Start of Dataset content
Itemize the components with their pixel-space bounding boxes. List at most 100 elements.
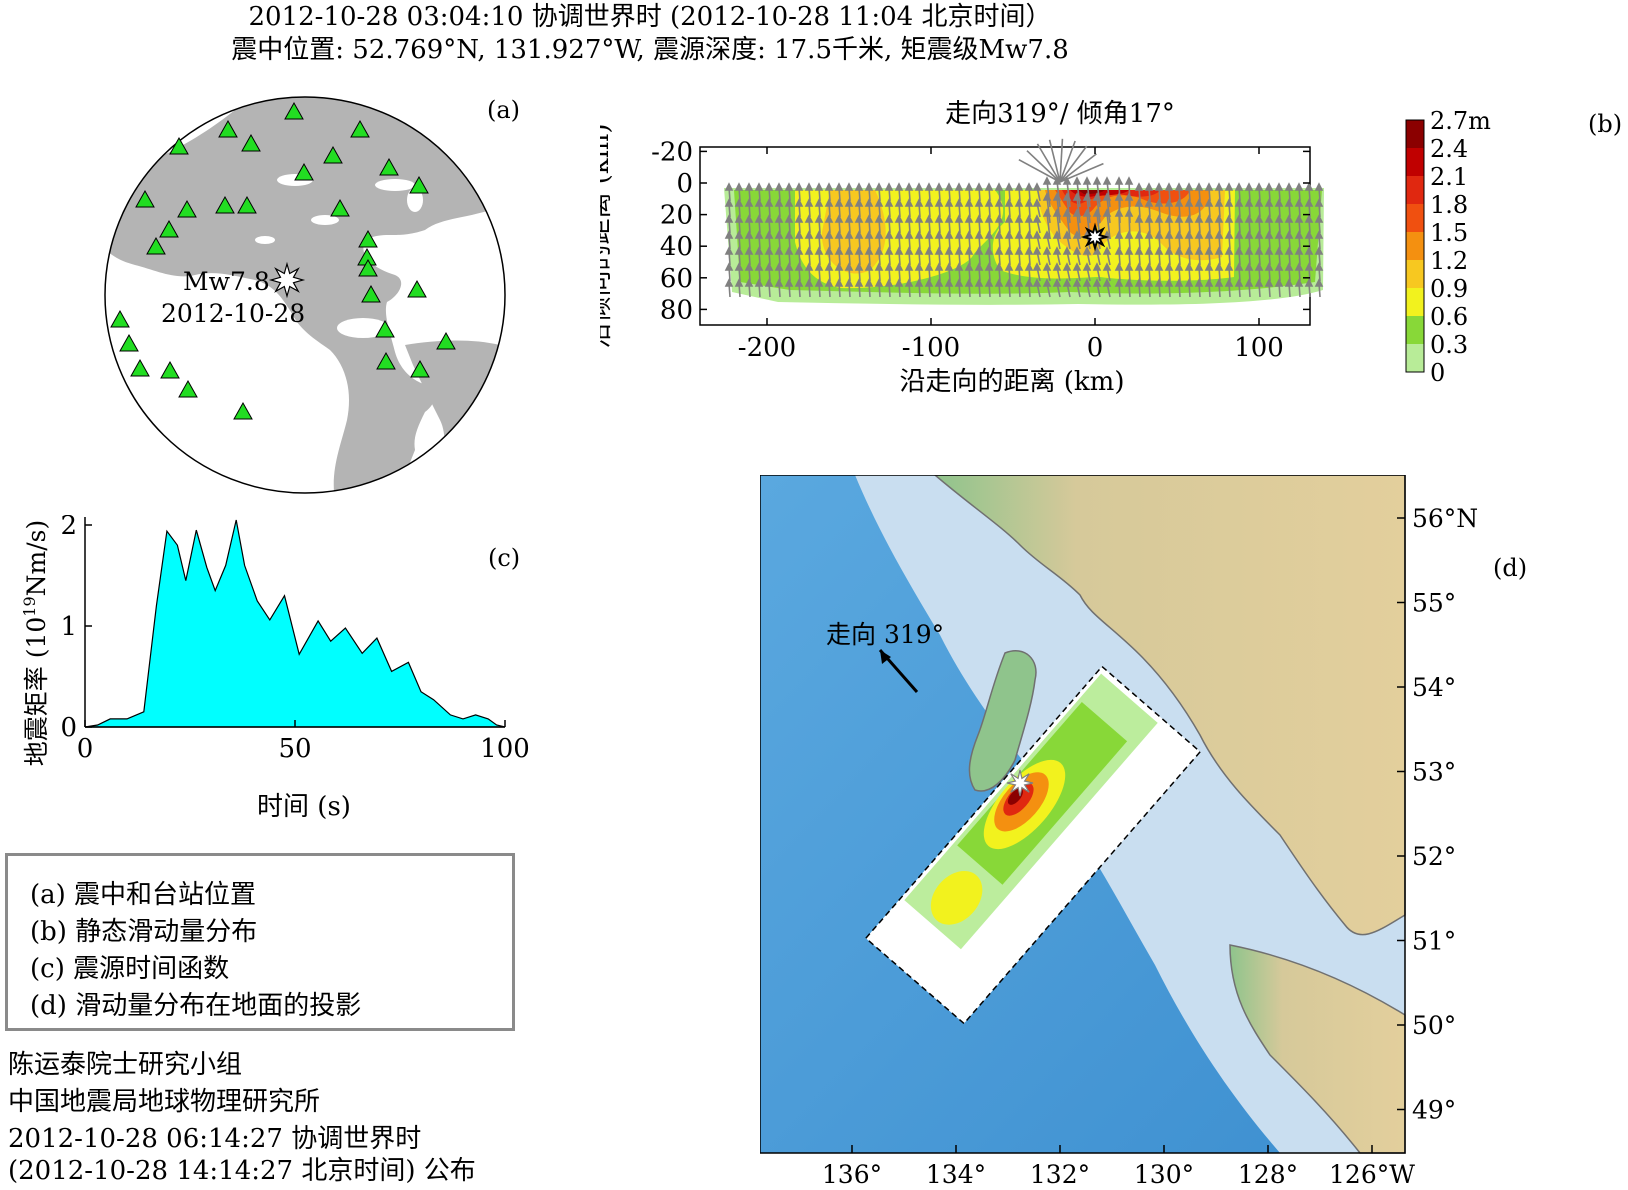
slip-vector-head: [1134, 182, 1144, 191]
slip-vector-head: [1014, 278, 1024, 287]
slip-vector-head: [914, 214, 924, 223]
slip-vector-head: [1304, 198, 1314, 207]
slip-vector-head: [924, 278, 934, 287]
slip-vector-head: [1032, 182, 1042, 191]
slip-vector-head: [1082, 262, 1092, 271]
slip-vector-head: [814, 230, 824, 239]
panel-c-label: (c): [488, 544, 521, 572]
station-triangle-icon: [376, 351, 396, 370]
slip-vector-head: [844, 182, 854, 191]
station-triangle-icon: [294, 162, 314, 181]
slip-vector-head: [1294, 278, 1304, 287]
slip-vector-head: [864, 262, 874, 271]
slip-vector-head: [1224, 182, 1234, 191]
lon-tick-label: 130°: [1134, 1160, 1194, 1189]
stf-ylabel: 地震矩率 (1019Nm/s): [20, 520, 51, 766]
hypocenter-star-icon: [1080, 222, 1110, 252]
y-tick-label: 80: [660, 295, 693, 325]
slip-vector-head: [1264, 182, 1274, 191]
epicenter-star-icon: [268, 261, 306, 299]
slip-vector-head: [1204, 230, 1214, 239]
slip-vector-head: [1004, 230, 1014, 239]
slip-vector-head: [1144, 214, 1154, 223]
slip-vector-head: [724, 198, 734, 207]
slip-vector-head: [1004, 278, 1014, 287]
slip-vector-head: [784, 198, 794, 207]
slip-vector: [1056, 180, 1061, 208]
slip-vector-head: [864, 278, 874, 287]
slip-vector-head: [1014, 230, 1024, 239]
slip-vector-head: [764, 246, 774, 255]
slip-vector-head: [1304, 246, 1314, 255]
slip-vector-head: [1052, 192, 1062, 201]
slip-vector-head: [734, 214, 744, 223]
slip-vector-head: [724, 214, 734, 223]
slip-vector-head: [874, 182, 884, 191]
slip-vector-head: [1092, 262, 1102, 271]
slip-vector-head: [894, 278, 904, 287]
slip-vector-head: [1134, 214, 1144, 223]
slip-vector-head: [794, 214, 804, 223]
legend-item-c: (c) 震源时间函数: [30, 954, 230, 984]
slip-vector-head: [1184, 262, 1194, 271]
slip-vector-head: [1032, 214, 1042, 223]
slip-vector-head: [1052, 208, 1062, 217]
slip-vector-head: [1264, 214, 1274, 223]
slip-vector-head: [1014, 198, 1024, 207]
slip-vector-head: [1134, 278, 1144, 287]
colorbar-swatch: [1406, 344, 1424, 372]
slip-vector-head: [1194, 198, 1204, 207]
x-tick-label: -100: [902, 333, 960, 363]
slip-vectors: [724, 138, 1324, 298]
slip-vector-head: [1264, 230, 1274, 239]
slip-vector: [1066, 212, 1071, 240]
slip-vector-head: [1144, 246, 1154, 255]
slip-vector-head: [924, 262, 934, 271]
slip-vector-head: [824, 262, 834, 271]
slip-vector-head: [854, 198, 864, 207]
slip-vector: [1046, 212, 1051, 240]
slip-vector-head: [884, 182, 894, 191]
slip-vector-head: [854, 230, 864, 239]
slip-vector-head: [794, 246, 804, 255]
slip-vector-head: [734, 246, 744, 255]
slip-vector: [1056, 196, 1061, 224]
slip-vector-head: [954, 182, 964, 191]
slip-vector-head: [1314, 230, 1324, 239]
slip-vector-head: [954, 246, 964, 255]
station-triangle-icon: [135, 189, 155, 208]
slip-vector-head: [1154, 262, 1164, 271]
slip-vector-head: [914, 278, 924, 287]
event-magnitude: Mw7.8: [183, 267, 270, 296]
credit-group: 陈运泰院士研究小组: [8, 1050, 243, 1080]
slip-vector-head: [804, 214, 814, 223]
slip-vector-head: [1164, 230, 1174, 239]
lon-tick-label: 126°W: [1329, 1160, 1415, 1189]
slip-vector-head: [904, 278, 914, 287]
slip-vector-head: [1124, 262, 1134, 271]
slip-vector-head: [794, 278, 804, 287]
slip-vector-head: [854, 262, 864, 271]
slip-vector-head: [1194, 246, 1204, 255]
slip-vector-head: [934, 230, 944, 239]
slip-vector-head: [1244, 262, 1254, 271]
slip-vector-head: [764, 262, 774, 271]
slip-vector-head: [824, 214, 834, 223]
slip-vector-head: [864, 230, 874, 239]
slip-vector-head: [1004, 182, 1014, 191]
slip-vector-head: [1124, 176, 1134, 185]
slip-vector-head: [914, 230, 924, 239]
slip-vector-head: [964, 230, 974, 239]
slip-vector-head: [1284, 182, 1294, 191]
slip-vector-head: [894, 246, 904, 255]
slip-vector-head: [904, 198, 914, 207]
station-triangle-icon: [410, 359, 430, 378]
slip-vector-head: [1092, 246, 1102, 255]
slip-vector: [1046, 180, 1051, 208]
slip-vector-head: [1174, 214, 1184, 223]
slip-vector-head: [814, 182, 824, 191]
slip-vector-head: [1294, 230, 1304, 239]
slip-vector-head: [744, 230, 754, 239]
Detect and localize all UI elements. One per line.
End of Dataset content
Start of Dataset content
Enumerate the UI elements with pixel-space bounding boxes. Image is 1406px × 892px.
End of Dataset content
Start of Dataset content
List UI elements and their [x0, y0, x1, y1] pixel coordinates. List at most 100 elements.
End of Dataset content
(Goal) Copy the lines of the records word for word, starting with the line that contains "Itemize the components" and going on through the line that contains "slip-vector-head: [844, 182, 854, 191]". Leave the pictures out of your answer.

(Result)
Itemize the components with their pixel-space bounding boxes. List at most 100 elements.
slip-vector-head: [1134, 182, 1144, 191]
slip-vector-head: [1014, 278, 1024, 287]
slip-vector-head: [914, 214, 924, 223]
slip-vector-head: [1304, 198, 1314, 207]
slip-vector-head: [924, 278, 934, 287]
slip-vector-head: [1032, 182, 1042, 191]
slip-vector-head: [1082, 262, 1092, 271]
slip-vector-head: [814, 230, 824, 239]
panel-c-label: (c): [488, 544, 521, 572]
station-triangle-icon: [376, 351, 396, 370]
slip-vector-head: [844, 182, 854, 191]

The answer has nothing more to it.